#### [Work to be completed]
Find every line in the records below that holds the word "обмена", and copy each one.

Stored data entries:
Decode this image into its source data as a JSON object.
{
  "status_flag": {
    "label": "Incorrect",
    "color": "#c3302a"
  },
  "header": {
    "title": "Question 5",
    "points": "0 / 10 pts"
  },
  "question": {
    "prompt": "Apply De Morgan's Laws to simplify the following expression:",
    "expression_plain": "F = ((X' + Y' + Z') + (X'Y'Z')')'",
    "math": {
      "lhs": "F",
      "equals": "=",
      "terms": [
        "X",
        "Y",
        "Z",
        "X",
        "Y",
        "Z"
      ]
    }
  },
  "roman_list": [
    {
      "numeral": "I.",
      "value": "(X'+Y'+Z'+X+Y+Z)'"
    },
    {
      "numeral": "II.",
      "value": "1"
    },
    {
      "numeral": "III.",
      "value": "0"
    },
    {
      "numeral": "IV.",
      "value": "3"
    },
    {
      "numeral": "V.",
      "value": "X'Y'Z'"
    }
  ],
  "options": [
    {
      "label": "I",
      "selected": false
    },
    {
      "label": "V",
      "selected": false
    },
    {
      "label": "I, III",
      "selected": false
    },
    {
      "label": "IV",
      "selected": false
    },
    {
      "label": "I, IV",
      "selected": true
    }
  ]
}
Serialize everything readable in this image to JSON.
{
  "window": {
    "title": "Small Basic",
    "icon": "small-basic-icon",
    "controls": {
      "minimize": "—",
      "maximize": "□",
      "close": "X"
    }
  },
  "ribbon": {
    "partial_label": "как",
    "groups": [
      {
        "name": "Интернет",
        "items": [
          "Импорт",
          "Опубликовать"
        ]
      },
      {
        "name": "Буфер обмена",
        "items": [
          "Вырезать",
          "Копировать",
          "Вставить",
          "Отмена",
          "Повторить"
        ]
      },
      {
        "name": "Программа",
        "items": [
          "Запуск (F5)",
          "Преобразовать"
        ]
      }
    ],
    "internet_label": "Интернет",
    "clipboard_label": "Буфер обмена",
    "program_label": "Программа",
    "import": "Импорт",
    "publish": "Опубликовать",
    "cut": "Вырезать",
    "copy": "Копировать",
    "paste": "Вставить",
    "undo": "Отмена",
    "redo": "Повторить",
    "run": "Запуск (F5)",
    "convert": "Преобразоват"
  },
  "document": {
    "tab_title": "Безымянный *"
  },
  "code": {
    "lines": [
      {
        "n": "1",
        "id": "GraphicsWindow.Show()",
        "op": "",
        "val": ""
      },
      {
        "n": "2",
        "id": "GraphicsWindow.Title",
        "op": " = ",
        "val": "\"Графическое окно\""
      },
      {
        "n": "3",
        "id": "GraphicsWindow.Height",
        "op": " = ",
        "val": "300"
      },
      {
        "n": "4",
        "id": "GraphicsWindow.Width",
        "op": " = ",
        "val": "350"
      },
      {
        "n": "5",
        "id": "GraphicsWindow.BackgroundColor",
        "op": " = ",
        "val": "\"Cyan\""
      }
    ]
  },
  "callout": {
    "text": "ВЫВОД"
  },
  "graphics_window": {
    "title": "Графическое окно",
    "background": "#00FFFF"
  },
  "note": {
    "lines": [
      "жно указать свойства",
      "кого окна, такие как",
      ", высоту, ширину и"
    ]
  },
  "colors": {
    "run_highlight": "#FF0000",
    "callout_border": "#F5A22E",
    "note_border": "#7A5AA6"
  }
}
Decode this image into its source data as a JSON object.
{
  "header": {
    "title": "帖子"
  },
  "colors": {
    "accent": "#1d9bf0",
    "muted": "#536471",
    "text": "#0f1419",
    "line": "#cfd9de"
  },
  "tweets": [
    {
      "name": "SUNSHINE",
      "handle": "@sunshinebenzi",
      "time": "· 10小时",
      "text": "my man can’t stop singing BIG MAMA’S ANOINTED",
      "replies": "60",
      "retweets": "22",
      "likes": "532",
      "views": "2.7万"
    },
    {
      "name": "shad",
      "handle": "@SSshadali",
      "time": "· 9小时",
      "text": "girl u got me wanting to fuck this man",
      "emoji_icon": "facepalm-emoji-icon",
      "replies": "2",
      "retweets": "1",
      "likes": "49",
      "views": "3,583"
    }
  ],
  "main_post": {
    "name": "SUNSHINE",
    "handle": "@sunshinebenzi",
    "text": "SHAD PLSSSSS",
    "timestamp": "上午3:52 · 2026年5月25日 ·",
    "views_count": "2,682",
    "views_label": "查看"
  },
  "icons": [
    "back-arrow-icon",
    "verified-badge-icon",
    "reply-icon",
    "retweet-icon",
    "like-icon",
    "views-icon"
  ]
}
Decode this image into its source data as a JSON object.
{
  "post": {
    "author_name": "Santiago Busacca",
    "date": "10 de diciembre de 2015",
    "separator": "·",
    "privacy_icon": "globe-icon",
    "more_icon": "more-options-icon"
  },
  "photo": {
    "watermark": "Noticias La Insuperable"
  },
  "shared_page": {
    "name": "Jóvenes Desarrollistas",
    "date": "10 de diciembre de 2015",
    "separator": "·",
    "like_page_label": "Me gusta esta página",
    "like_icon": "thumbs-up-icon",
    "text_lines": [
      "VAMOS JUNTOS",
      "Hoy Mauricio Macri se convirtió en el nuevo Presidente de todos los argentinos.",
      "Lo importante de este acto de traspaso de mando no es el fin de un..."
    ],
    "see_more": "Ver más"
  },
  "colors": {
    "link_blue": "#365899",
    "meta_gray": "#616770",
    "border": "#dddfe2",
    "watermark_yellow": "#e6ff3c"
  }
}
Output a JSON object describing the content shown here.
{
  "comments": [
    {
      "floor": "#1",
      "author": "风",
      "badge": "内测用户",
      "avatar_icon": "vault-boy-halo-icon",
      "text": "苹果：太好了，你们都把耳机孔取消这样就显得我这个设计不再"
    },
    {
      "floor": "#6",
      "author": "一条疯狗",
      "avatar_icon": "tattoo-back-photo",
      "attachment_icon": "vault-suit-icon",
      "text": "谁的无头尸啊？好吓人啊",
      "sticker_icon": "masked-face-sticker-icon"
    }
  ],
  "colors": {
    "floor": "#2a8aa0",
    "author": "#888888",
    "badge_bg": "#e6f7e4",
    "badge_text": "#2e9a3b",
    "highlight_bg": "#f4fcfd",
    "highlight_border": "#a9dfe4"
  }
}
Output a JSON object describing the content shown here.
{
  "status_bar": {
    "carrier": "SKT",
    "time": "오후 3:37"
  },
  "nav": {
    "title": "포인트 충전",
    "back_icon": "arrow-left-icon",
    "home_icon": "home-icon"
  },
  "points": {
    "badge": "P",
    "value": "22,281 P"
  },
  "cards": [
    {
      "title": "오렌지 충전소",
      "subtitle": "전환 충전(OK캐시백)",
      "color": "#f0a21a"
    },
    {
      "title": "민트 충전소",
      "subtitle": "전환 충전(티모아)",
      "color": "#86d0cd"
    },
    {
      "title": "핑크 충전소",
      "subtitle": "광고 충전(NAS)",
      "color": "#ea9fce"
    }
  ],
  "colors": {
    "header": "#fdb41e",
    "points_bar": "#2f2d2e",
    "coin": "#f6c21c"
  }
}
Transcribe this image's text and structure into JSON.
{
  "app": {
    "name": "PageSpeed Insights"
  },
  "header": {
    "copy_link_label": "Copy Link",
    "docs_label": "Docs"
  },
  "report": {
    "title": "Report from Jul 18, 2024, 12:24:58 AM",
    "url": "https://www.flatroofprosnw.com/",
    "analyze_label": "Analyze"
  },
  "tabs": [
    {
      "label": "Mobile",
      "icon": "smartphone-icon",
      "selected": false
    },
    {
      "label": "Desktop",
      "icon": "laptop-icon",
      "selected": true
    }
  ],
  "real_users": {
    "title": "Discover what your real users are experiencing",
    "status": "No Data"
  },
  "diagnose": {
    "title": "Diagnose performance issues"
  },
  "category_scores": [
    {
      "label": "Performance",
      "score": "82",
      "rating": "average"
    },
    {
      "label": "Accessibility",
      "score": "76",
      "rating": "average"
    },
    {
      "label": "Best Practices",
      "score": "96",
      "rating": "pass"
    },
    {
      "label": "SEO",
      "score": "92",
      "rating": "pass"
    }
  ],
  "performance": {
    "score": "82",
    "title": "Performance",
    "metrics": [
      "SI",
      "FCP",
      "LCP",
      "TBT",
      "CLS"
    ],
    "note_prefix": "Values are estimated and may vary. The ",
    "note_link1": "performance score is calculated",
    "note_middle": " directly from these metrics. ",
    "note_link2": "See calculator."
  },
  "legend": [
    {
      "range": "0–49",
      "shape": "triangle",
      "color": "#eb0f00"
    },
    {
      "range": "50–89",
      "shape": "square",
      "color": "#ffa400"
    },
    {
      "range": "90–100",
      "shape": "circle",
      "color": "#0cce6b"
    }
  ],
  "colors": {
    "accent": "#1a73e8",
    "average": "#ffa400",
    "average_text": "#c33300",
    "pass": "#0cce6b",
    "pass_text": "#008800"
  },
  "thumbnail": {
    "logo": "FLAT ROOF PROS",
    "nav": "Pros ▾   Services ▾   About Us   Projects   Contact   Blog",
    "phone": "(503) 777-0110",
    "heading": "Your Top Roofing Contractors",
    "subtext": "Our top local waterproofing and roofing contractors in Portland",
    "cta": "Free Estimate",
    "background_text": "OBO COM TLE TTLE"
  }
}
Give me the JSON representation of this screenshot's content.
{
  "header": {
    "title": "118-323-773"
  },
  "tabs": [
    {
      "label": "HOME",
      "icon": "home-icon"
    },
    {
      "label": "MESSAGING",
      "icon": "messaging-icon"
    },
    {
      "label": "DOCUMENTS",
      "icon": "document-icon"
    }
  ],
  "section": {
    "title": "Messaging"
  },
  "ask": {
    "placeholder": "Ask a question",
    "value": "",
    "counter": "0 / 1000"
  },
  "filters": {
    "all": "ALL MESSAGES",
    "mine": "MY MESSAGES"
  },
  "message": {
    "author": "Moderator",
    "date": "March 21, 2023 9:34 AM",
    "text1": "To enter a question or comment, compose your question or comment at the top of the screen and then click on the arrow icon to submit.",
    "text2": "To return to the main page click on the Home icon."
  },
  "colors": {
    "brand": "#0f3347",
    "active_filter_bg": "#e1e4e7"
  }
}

#### [Exercise output]
        "name": "Буфер обмена",
    "clipboard_label": "Буфер обмена",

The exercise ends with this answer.